*** DATA EXTRACT

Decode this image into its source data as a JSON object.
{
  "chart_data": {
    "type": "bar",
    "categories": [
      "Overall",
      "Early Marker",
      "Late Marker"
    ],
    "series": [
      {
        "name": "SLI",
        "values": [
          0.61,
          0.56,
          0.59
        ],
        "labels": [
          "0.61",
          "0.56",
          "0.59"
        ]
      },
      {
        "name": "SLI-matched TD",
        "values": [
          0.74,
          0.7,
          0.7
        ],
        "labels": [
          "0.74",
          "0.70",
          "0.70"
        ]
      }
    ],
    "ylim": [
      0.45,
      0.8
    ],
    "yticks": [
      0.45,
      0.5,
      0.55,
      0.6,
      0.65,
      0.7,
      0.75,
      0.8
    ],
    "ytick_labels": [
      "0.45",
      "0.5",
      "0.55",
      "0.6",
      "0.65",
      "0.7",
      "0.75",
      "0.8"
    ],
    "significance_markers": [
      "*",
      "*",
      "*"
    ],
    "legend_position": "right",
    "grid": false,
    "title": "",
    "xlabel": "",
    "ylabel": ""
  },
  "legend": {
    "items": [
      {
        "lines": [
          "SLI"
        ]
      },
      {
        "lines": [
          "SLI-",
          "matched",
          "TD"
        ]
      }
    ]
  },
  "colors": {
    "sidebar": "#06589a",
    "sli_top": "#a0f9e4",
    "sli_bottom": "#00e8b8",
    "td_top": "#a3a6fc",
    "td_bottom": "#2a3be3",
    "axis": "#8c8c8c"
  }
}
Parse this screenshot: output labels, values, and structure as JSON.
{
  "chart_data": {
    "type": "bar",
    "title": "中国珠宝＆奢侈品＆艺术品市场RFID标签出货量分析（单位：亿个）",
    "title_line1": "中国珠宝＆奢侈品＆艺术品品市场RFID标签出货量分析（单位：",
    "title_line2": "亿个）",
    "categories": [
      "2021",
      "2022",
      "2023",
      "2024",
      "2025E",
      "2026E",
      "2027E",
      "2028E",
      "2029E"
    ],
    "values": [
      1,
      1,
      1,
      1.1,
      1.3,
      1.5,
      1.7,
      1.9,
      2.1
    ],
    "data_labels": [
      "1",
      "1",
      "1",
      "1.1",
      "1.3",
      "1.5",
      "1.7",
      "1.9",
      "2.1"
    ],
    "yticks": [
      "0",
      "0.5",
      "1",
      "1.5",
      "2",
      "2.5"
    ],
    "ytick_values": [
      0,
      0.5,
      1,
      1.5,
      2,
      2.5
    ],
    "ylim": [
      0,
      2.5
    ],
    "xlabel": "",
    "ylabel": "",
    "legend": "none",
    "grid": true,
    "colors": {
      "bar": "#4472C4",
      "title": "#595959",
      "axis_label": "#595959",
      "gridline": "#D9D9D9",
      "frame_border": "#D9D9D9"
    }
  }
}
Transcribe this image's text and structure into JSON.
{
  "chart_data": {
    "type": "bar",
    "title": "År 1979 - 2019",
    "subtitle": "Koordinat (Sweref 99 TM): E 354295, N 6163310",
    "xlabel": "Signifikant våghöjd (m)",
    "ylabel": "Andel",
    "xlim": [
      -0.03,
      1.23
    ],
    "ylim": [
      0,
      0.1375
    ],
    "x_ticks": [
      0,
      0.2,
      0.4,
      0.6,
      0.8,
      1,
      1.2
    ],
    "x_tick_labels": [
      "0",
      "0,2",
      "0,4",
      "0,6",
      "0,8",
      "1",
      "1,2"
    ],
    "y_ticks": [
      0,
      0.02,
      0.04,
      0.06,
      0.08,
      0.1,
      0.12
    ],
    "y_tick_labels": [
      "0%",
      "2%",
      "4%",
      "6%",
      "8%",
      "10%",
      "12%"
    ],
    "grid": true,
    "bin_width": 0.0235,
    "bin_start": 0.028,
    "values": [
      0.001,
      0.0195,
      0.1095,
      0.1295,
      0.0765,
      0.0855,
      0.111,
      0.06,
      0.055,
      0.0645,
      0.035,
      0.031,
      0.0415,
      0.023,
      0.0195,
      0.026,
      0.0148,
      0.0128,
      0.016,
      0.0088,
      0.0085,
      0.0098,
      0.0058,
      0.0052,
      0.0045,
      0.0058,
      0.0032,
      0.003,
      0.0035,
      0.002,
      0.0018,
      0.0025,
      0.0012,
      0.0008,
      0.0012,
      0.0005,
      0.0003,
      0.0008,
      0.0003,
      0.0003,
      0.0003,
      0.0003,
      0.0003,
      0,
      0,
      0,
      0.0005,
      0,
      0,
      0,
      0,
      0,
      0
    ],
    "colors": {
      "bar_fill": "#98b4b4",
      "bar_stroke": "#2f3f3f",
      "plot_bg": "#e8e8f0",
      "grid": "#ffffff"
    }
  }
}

******

WHAT TO DO: Go back to the listing above and please repeat it exactly.

ANSWER TO THE TASK:
Decode this image into its source data as a JSON object.
{
  "chart_data": {
    "type": "bar",
    "categories": [
      "Overall",
      "Early Marker",
      "Late Marker"
    ],
    "series": [
      {
        "name": "SLI",
        "values": [
          0.61,
          0.56,
          0.59
        ],
        "labels": [
          "0.61",
          "0.56",
          "0.59"
        ]
      },
      {
        "name": "SLI-matched TD",
        "values": [
          0.74,
          0.7,
          0.7
        ],
        "labels": [
          "0.74",
          "0.70",
          "0.70"
        ]
      }
    ],
    "ylim": [
      0.45,
      0.8
    ],
    "yticks": [
      0.45,
      0.5,
      0.55,
      0.6,
      0.65,
      0.7,
      0.75,
      0.8
    ],
    "ytick_labels": [
      "0.45",
      "0.5",
      "0.55",
      "0.6",
      "0.65",
      "0.7",
      "0.75",
      "0.8"
    ],
    "significance_markers": [
      "*",
      "*",
      "*"
    ],
    "legend_position": "right",
    "grid": false,
    "title": "",
    "xlabel": "",
    "ylabel": ""
  },
  "legend": {
    "items": [
      {
        "lines": [
          "SLI"
        ]
      },
      {
        "lines": [
          "SLI-",
          "matched",
          "TD"
        ]
      }
    ]
  },
  "colors": {
    "sidebar": "#06589a",
    "sli_top": "#a0f9e4",
    "sli_bottom": "#00e8b8",
    "td_top": "#a3a6fc",
    "td_bottom": "#2a3be3",
    "axis": "#8c8c8c"
  }
}
Parse this screenshot: output labels, values, and structure as JSON.
{
  "chart_data": {
    "type": "bar",
    "title": "中国珠宝＆奢侈品＆艺术品市场RFID标签出货量分析（单位：亿个）",
    "title_line1": "中国珠宝＆奢侈品＆艺术品品市场RFID标签出货量分析（单位：",
    "title_line2": "亿个）",
    "categories": [
      "2021",
      "2022",
      "2023",
      "2024",
      "2025E",
      "2026E",
      "2027E",
      "2028E",
      "2029E"
    ],
    "values": [
      1,
      1,
      1,
      1.1,
      1.3,
      1.5,
      1.7,
      1.9,
      2.1
    ],
    "data_labels": [
      "1",
      "1",
      "1",
      "1.1",
      "1.3",
      "1.5",
      "1.7",
      "1.9",
      "2.1"
    ],
    "yticks": [
      "0",
      "0.5",
      "1",
      "1.5",
      "2",
      "2.5"
    ],
    "ytick_values": [
      0,
      0.5,
      1,
      1.5,
      2,
      2.5
    ],
    "ylim": [
      0,
      2.5
    ],
    "xlabel": "",
    "ylabel": "",
    "legend": "none",
    "grid": true,
    "colors": {
      "bar": "#4472C4",
      "title": "#595959",
      "axis_label": "#595959",
      "gridline": "#D9D9D9",
      "frame_border": "#D9D9D9"
    }
  }
}
Transcribe this image's text and structure into JSON.
{
  "chart_data": {
    "type": "bar",
    "title": "År 1979 - 2019",
    "subtitle": "Koordinat (Sweref 99 TM): E 354295, N 6163310",
    "xlabel": "Signifikant våghöjd (m)",
    "ylabel": "Andel",
    "xlim": [
      -0.03,
      1.23
    ],
    "ylim": [
      0,
      0.1375
    ],
    "x_ticks": [
      0,
      0.2,
      0.4,
      0.6,
      0.8,
      1,
      1.2
    ],
    "x_tick_labels": [
      "0",
      "0,2",
      "0,4",
      "0,6",
      "0,8",
      "1",
      "1,2"
    ],
    "y_ticks": [
      0,
      0.02,
      0.04,
      0.06,
      0.08,
      0.1,
      0.12
    ],
    "y_tick_labels": [
      "0%",
      "2%",
      "4%",
      "6%",
      "8%",
      "10%",
      "12%"
    ],
    "grid": true,
    "bin_width": 0.0235,
    "bin_start": 0.028,
    "values": [
      0.001,
      0.0195,
      0.1095,
      0.1295,
      0.0765,
      0.0855,
      0.111,
      0.06,
      0.055,
      0.0645,
      0.035,
      0.031,
      0.0415,
      0.023,
      0.0195,
      0.026,
      0.0148,
      0.0128,
      0.016,
      0.0088,
      0.0085,
      0.0098,
      0.0058,
      0.0052,
      0.0045,
      0.0058,
      0.0032,
      0.003,
      0.0035,
      0.002,
      0.0018,
      0.0025,
      0.0012,
      0.0008,
      0.0012,
      0.0005,
      0.0003,
      0.0008,
      0.0003,
      0.0003,
      0.0003,
      0.0003,
      0.0003,
      0,
      0,
      0,
      0.0005,
      0,
      0,
      0,
      0,
      0,
      0
    ],
    "colors": {
      "bar_fill": "#98b4b4",
      "bar_stroke": "#2f3f3f",
      "plot_bg": "#e8e8f0",
      "grid": "#ffffff"
    }
  }
}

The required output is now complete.